** Set problem **
Each entry below should be returned exactly as is, with the pictures removed.
*** Extracted entries ***
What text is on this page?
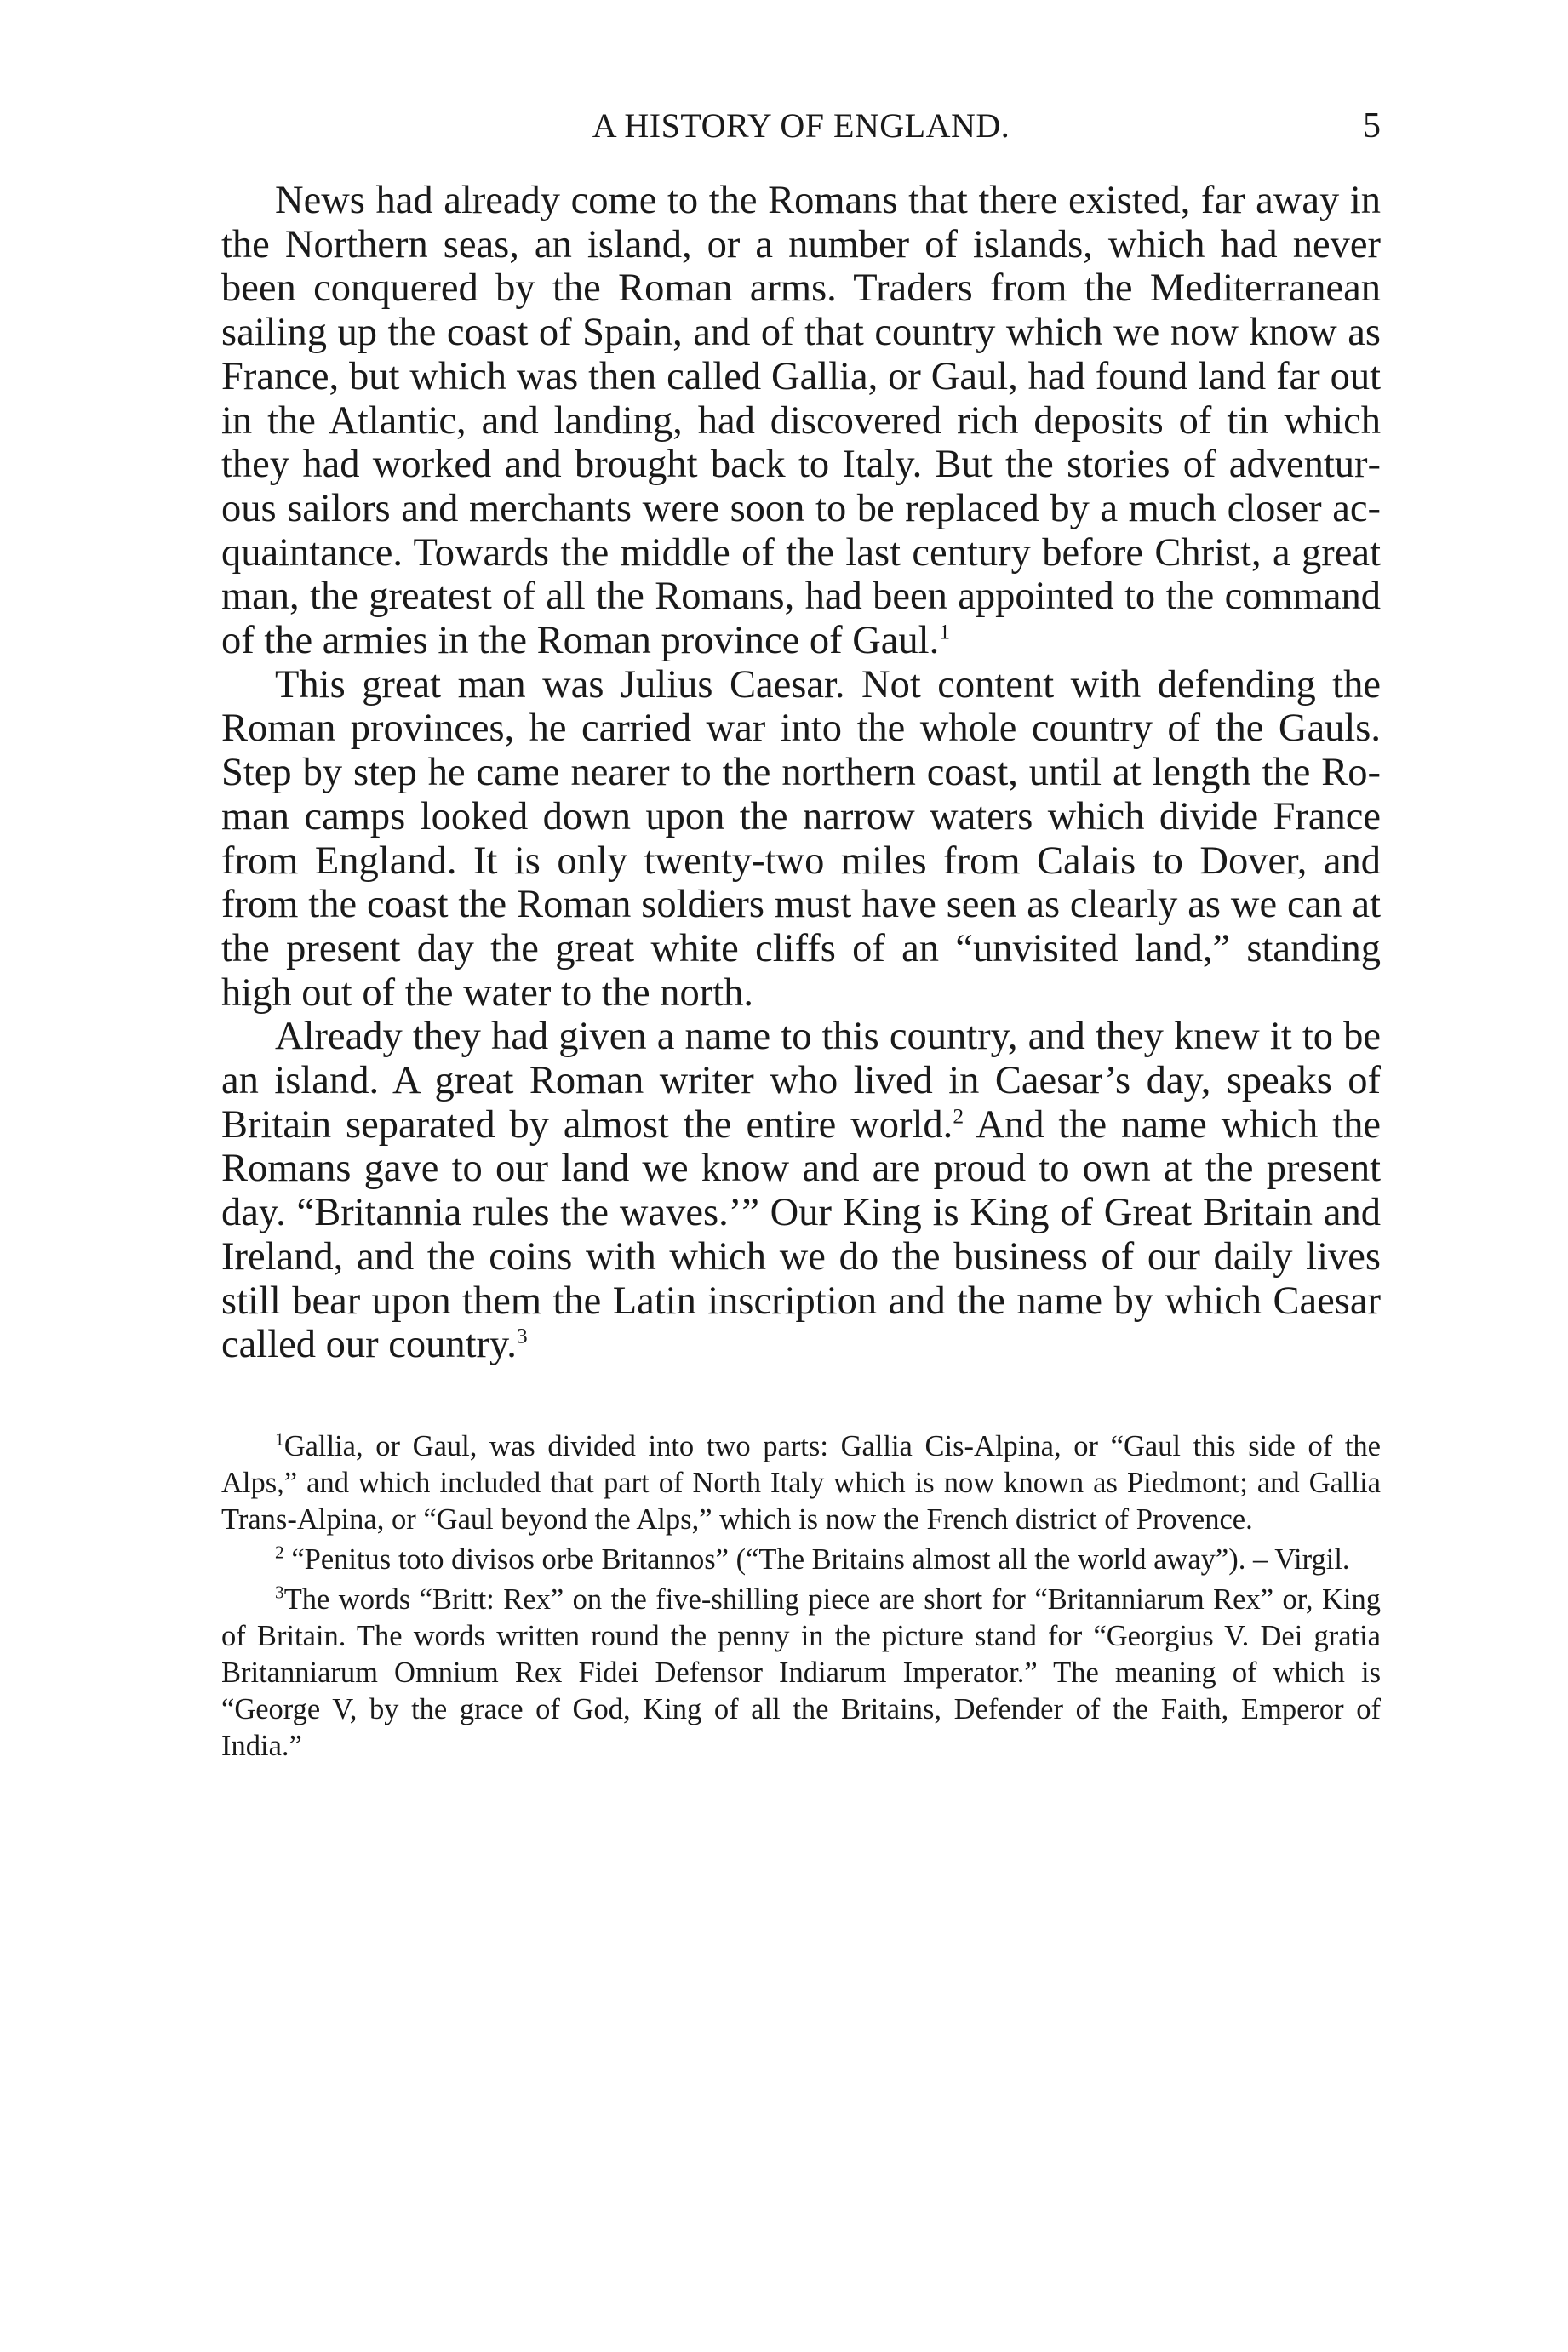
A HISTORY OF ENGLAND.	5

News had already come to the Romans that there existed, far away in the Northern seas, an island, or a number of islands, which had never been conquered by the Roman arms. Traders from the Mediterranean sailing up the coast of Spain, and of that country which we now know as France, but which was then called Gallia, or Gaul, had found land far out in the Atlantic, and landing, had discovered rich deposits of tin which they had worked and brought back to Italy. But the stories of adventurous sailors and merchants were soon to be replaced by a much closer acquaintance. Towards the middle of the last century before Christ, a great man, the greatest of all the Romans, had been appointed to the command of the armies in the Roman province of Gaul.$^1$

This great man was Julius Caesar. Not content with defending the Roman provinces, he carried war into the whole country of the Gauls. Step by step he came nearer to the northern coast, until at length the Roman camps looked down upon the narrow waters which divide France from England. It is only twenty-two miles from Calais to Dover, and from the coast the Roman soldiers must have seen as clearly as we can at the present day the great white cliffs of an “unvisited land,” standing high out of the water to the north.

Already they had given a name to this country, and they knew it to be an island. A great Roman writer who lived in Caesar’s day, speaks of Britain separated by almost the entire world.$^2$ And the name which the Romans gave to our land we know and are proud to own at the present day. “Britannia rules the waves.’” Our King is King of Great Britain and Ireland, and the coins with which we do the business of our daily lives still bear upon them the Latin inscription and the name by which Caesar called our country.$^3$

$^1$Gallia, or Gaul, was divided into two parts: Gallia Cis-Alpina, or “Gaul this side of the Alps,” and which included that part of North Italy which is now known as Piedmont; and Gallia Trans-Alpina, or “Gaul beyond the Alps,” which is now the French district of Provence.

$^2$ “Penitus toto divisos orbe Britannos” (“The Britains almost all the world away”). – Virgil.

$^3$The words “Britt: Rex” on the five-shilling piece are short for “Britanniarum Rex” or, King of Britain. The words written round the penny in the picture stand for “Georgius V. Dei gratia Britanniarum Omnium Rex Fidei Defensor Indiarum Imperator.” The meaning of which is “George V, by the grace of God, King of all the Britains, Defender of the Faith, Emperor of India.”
***
** Exercise answer **
What text is on this page?
A HISTORY OF ENGLAND.	5

News had already come to the Romans that there existed, far away in the Northern seas, an island, or a number of islands, which had never been conquered by the Roman arms. Traders from the Mediterranean sailing up the coast of Spain, and of that country which we now know as France, but which was then called Gallia, or Gaul, had found land far out in the Atlantic, and landing, had discovered rich deposits of tin which they had worked and brought back to Italy. But the stories of adventurous sailors and merchants were soon to be replaced by a much closer acquaintance. Towards the middle of the last century before Christ, a great man, the greatest of all the Romans, had been appointed to the command of the armies in the Roman province of Gaul.$^1$

This great man was Julius Caesar. Not content with defending the Roman provinces, he carried war into the whole country of the Gauls. Step by step he came nearer to the northern coast, until at length the Roman camps looked down upon the narrow waters which divide France from England. It is only twenty-two miles from Calais to Dover, and from the coast the Roman soldiers must have seen as clearly as we can at the present day the great white cliffs of an “unvisited land,” standing high out of the water to the north.

Already they had given a name to this country, and they knew it to be an island. A great Roman writer who lived in Caesar’s day, speaks of Britain separated by almost the entire world.$^2$ And the name which the Romans gave to our land we know and are proud to own at the present day. “Britannia rules the waves.’” Our King is King of Great Britain and Ireland, and the coins with which we do the business of our daily lives still bear upon them the Latin inscription and the name by which Caesar called our country.$^3$

$^1$Gallia, or Gaul, was divided into two parts: Gallia Cis-Alpina, or “Gaul this side of the Alps,” and which included that part of North Italy which is now known as Piedmont; and Gallia Trans-Alpina, or “Gaul beyond the Alps,” which is now the French district of Provence.

$^2$ “Penitus toto divisos orbe Britannos” (“The Britains almost all the world away”). – Virgil.

$^3$The words “Britt: Rex” on the five-shilling piece are short for “Britanniarum Rex” or, King of Britain. The words written round the penny in the picture stand for “Georgius V. Dei gratia Britanniarum Omnium Rex Fidei Defensor Indiarum Imperator.” The meaning of which is “George V, by the grace of God, King of all the Britains, Defender of the Faith, Emperor of India.”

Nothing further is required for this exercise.